> **Instruction**
Locate the string "JSON" in the records below. Copy every line where it occurs.

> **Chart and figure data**
* * *

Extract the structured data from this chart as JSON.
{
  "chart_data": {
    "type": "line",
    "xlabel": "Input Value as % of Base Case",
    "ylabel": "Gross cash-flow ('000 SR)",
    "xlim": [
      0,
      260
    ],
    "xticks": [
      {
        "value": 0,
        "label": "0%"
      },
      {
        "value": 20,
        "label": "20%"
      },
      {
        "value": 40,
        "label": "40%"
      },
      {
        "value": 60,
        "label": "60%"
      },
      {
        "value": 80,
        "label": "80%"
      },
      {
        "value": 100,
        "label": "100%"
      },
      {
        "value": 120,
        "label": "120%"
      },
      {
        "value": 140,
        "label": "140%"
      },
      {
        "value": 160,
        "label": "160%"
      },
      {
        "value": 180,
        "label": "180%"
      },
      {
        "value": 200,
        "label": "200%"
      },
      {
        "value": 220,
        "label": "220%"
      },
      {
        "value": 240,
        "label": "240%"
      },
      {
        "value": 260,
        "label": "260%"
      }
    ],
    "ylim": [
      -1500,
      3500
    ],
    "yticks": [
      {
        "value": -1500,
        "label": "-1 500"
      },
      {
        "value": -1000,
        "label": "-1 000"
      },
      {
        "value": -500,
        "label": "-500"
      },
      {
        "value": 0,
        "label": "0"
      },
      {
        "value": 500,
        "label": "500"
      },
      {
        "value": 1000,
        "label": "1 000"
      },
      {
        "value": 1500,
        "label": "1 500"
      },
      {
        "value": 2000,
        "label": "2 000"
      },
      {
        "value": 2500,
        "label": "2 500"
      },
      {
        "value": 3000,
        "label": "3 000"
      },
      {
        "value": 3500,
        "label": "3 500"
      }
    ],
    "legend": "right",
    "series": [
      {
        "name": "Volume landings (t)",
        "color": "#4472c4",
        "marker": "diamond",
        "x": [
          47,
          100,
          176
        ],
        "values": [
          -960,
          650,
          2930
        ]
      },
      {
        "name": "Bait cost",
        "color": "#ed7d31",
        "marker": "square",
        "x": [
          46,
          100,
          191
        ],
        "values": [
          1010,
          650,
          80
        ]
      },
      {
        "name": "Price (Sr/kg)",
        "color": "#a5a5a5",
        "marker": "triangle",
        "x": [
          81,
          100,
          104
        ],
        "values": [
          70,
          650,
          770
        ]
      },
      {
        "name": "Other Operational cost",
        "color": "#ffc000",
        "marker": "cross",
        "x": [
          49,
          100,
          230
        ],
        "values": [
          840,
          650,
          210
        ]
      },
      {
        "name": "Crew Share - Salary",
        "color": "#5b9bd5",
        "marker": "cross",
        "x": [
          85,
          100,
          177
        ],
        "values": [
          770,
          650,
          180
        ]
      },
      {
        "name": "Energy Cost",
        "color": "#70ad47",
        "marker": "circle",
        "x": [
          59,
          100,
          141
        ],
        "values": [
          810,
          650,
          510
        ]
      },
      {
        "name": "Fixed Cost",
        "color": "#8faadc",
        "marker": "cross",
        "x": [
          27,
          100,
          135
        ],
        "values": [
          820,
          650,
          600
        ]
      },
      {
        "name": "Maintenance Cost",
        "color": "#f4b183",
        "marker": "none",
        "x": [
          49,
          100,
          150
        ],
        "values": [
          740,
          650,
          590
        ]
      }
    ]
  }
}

* * *

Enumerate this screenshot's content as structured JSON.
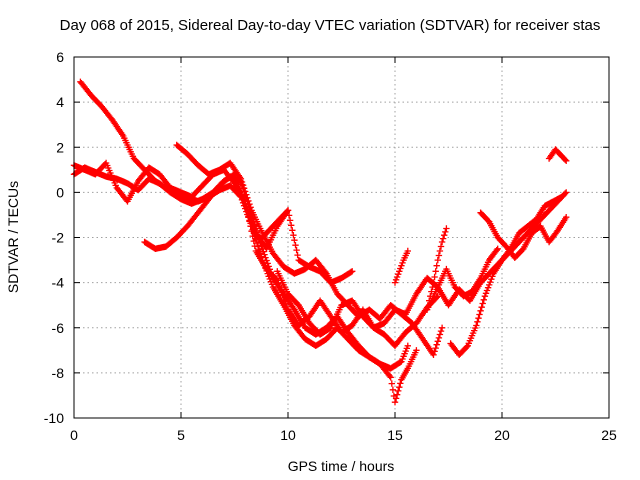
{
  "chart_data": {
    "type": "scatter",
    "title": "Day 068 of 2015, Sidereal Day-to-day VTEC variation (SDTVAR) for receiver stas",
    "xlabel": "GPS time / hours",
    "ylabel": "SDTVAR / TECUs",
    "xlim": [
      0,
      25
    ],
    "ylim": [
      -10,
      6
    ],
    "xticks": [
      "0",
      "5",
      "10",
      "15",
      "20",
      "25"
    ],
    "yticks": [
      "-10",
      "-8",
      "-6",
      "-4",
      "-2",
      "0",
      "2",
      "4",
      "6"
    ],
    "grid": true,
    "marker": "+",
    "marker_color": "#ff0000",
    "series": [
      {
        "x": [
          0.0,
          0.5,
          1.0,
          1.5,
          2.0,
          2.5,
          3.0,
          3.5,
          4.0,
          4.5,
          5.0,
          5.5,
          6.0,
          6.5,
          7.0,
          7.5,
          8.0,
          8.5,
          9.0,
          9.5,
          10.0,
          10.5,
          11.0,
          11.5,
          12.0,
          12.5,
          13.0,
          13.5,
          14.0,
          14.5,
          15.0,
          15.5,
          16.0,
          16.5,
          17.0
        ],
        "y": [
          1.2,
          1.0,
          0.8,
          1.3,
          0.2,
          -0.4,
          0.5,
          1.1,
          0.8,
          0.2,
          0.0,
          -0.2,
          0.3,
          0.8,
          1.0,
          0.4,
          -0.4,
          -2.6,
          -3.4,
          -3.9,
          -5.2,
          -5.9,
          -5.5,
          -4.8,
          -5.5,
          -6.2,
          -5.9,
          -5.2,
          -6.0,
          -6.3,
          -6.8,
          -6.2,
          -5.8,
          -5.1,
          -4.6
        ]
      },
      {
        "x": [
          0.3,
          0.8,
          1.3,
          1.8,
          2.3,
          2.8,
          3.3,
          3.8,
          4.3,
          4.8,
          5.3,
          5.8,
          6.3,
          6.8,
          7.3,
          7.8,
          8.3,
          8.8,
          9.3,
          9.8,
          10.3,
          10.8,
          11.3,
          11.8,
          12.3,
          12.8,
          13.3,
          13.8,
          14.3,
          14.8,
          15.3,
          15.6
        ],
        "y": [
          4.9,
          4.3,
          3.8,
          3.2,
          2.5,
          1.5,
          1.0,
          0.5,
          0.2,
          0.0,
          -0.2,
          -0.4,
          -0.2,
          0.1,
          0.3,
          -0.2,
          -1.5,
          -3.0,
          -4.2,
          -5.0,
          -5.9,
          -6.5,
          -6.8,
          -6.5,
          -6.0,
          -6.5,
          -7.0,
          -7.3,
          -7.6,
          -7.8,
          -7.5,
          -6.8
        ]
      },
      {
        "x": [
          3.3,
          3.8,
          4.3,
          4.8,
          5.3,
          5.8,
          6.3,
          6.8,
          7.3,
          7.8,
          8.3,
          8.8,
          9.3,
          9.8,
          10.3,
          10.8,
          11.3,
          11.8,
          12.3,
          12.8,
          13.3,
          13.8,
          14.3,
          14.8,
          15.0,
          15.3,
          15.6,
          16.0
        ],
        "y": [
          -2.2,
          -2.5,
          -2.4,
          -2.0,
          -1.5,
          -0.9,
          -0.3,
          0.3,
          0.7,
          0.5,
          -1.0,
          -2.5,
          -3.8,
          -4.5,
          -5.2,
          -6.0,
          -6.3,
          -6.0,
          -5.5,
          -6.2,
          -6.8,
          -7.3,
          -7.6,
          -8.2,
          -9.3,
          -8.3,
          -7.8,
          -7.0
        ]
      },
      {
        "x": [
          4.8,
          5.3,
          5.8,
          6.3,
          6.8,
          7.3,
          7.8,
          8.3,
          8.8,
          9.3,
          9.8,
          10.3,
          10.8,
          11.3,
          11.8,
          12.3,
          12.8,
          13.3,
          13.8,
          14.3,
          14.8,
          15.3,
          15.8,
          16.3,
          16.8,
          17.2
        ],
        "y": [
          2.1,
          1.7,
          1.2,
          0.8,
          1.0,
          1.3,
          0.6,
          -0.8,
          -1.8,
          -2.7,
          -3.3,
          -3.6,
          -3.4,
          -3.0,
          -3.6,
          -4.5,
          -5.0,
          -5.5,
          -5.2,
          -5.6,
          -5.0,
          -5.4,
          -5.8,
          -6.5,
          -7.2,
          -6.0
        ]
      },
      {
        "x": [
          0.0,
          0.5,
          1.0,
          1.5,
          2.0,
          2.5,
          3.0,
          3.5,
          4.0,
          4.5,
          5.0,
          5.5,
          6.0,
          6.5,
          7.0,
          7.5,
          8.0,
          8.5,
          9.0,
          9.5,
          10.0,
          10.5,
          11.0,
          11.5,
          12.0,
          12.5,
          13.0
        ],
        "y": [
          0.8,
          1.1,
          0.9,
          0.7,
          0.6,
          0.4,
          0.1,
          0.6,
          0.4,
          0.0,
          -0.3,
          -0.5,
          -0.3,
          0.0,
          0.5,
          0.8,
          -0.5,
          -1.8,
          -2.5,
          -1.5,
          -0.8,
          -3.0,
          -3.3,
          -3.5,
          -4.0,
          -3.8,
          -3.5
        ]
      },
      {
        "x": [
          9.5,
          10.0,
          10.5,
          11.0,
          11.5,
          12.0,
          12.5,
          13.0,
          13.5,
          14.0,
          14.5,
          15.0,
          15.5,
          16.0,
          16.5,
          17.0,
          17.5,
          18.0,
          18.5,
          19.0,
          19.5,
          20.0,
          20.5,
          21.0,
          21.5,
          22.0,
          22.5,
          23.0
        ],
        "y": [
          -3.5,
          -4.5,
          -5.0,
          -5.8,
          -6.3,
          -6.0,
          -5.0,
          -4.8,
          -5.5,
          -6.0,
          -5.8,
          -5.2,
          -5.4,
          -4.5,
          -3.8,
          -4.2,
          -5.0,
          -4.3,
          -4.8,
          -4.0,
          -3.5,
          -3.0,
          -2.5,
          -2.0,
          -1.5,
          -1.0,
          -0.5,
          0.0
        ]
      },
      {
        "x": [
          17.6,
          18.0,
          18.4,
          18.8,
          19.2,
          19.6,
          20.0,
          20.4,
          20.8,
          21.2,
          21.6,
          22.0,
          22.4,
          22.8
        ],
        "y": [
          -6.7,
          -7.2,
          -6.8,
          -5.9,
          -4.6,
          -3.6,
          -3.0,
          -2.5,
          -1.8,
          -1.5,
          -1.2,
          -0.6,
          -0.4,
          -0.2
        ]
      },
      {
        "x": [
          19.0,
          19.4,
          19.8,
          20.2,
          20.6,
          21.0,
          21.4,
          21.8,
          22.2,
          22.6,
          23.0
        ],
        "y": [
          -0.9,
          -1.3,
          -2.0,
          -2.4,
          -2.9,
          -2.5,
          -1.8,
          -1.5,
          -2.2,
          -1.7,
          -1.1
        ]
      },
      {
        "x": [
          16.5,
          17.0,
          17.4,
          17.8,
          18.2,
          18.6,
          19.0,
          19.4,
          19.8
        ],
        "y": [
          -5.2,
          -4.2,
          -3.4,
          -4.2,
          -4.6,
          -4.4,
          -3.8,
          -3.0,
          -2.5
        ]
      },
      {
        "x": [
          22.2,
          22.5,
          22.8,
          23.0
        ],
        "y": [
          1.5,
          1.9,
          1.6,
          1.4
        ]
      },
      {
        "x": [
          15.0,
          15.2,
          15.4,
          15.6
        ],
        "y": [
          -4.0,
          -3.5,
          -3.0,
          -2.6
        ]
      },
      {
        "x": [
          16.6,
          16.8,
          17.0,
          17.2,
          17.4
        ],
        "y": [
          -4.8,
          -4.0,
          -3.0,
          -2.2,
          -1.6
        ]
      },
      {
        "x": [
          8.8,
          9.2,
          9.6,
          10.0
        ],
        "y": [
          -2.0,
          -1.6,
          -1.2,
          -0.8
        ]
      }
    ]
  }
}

* * *

> **Written solution**
Extract the structured data from this chart as JSON.
Enumerate this screenshot's content as structured JSON.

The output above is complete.